Quote all entries exactly, leaving pictures aside.
--- START OF Materials provided ---
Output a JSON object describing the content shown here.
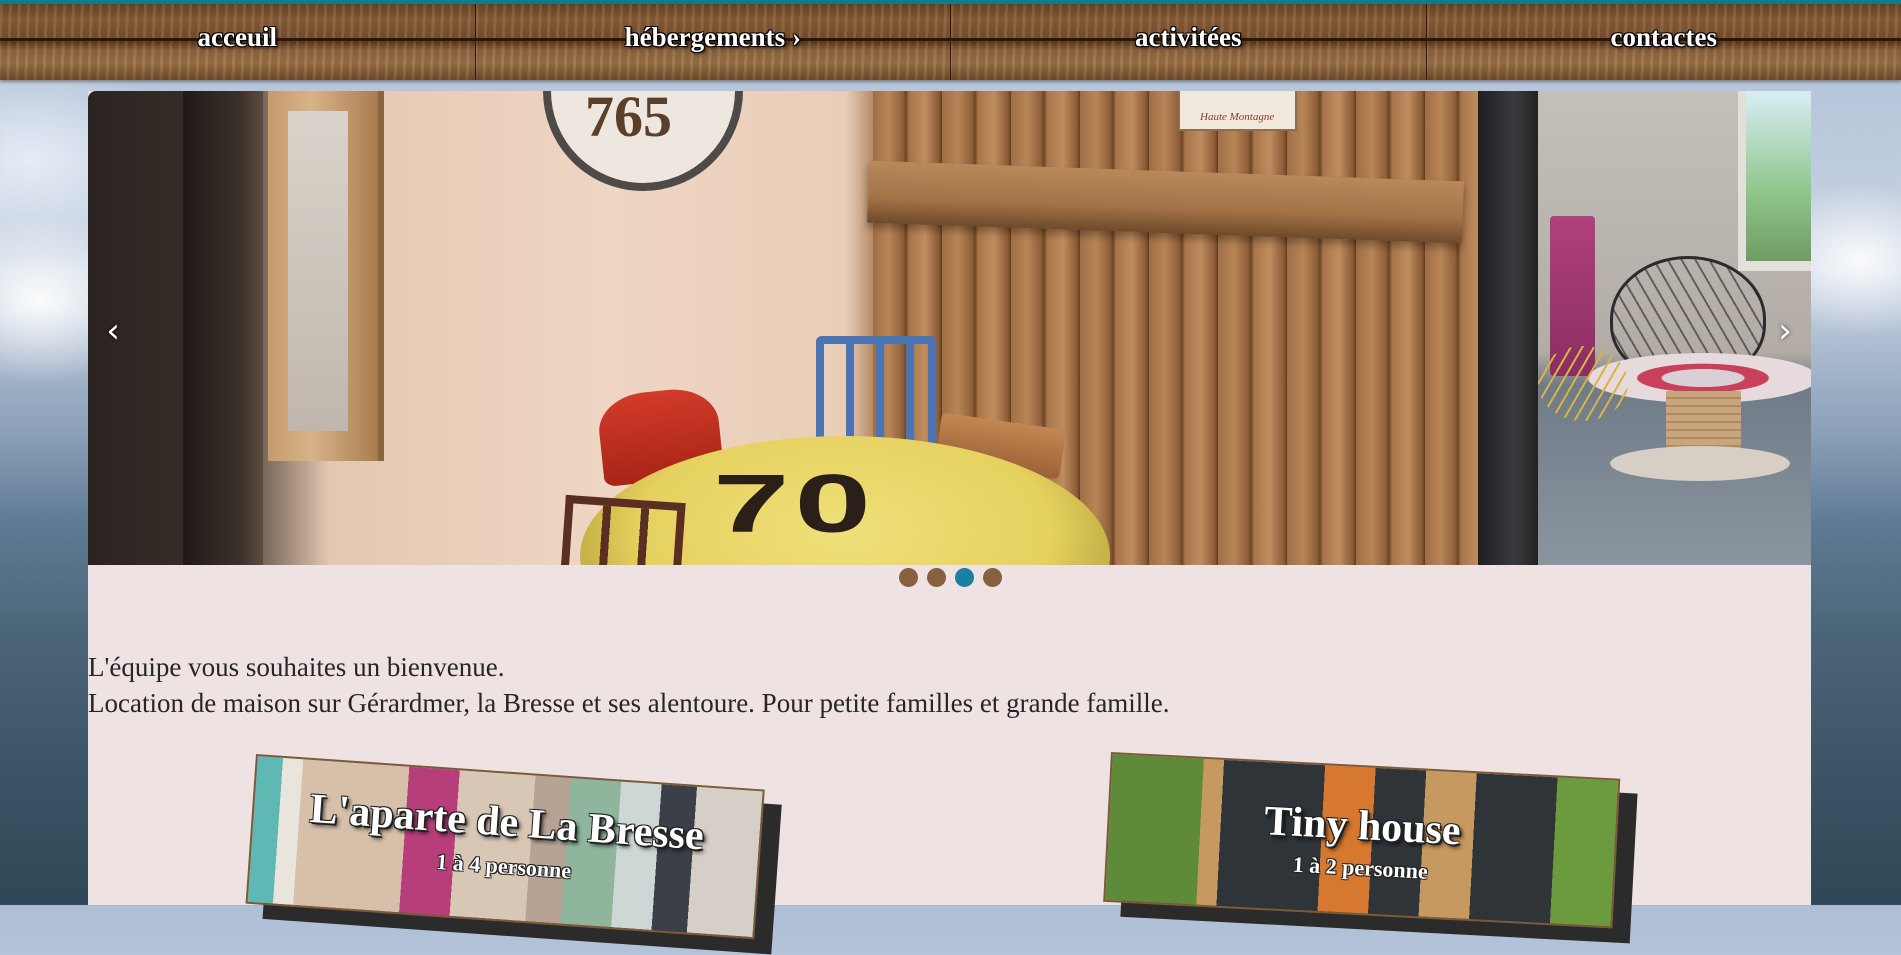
{
  "nav": {
    "items": [
      {
        "label": "acceuil"
      },
      {
        "label": "hébergements ›"
      },
      {
        "label": "activitées"
      },
      {
        "label": "contactes"
      }
    ]
  },
  "carousel": {
    "image_text_clock": "765",
    "image_text_table": "70",
    "image_text_sign": "Haute Montagne",
    "prev_icon": "‹",
    "next_icon": "›",
    "slide_count": 4,
    "active_slide": 3
  },
  "welcome": {
    "line1": "L'équipe vous souhaites un bienvenue.",
    "line2": "Location de maison sur Gérardmer, la Bresse et ses alentoure. Pour petite familles et grande famille."
  },
  "cards": [
    {
      "title": "L'aparte de La Bresse",
      "subtitle": "1 à 4 personne"
    },
    {
      "title": "Tiny house",
      "subtitle": "1 à 2 personne"
    }
  ],
  "colors": {
    "nav_top_border": "#0f7c86",
    "main_bg": "#efe2e2",
    "dot": "#87603f",
    "dot_active": "#1b7fa3"
  }
}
--- END OF Materials provided ---
Response:
Output a JSON object describing the content shown here.
{
  "nav": {
    "items": [
      {
        "label": "acceuil"
      },
      {
        "label": "hébergements ›"
      },
      {
        "label": "activitées"
      },
      {
        "label": "contactes"
      }
    ]
  },
  "carousel": {
    "image_text_clock": "765",
    "image_text_table": "70",
    "image_text_sign": "Haute Montagne",
    "prev_icon": "‹",
    "next_icon": "›",
    "slide_count": 4,
    "active_slide": 3
  },
  "welcome": {
    "line1": "L'équipe vous souhaites un bienvenue.",
    "line2": "Location de maison sur Gérardmer, la Bresse et ses alentoure. Pour petite familles et grande famille."
  },
  "cards": [
    {
      "title": "L'aparte de La Bresse",
      "subtitle": "1 à 4 personne"
    },
    {
      "title": "Tiny house",
      "subtitle": "1 à 2 personne"
    }
  ],
  "colors": {
    "nav_top_border": "#0f7c86",
    "main_bg": "#efe2e2",
    "dot": "#87603f",
    "dot_active": "#1b7fa3"
  }
}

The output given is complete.